Collect from the data below each line with "credit".

— START OF Material for this task —

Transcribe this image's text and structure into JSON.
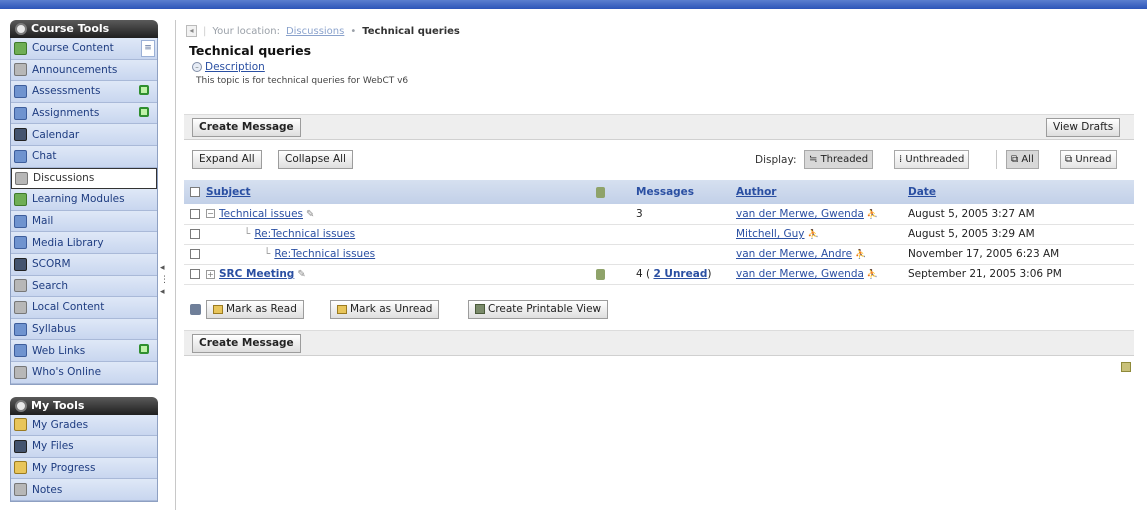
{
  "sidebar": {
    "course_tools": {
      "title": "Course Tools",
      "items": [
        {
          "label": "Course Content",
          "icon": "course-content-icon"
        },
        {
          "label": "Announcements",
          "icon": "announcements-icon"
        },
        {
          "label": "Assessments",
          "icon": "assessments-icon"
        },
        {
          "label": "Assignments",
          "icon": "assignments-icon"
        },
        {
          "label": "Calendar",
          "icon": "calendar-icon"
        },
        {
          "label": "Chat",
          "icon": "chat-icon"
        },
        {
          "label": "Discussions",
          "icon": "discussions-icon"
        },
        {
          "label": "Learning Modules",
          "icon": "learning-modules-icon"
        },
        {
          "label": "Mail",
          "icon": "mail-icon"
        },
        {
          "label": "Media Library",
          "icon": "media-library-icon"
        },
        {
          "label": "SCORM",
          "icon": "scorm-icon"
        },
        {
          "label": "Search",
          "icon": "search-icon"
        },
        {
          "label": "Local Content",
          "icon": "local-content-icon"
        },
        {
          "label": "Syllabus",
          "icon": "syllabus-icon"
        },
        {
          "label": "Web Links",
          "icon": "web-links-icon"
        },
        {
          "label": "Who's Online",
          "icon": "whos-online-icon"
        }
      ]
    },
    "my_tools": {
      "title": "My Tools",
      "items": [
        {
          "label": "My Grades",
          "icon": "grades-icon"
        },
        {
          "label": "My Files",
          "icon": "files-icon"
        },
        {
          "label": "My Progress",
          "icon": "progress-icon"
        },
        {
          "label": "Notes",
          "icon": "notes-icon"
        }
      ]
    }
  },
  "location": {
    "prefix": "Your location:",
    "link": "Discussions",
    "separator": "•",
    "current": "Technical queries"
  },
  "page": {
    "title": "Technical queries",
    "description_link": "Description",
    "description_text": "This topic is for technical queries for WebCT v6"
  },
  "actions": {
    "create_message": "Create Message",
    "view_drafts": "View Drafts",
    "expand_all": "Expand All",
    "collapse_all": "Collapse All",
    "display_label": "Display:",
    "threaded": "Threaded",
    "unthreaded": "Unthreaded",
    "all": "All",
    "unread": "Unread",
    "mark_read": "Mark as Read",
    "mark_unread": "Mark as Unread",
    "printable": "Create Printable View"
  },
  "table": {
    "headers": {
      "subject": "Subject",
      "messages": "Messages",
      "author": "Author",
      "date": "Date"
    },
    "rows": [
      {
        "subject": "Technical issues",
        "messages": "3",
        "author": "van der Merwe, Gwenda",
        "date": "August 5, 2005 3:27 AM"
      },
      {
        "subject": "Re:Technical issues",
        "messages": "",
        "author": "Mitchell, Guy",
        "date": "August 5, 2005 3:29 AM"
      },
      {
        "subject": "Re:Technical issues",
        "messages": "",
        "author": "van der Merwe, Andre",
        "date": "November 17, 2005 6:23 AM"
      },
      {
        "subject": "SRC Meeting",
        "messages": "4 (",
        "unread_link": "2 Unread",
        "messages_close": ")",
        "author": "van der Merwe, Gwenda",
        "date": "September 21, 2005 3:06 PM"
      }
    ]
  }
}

— END OF Material for this task —
— START OF Material for this task —

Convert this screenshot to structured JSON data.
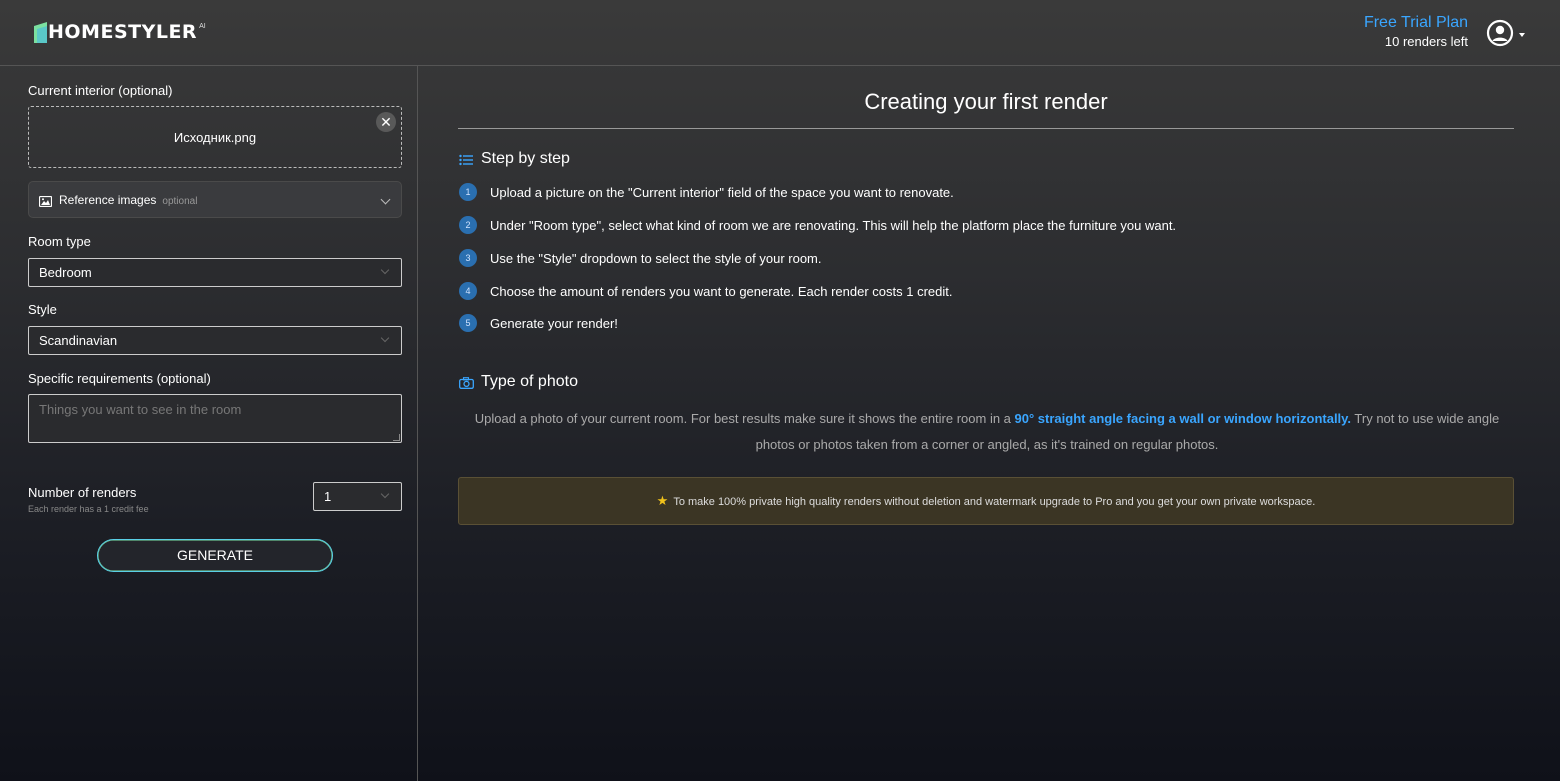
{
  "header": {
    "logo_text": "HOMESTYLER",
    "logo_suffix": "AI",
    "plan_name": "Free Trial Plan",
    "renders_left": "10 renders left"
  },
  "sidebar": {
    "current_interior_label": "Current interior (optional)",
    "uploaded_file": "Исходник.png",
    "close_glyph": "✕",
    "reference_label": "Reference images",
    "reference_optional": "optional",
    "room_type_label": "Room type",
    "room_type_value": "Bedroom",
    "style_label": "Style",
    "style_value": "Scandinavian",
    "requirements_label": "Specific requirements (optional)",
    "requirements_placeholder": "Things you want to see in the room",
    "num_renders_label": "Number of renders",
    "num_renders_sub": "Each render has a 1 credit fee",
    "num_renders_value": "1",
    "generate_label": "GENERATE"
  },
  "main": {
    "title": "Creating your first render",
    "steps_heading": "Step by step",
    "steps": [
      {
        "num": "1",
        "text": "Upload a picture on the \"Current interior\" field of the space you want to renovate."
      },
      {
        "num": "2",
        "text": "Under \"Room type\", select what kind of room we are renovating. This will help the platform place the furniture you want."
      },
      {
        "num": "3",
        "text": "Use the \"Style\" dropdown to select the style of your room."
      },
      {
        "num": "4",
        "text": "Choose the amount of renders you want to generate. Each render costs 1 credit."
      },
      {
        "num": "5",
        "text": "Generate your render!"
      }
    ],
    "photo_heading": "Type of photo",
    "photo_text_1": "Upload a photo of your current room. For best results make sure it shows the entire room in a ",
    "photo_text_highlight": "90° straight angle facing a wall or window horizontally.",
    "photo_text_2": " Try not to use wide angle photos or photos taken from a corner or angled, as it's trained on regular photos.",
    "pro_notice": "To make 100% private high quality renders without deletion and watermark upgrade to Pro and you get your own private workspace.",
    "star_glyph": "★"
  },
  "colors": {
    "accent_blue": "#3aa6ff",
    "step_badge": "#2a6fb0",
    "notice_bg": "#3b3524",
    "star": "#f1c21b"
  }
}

— END OF Material for this task —

Task output
    "num_renders_sub": "Each render has a 1 credit fee",
        "text": "Choose the amount of renders you want to generate. Each render costs 1 credit."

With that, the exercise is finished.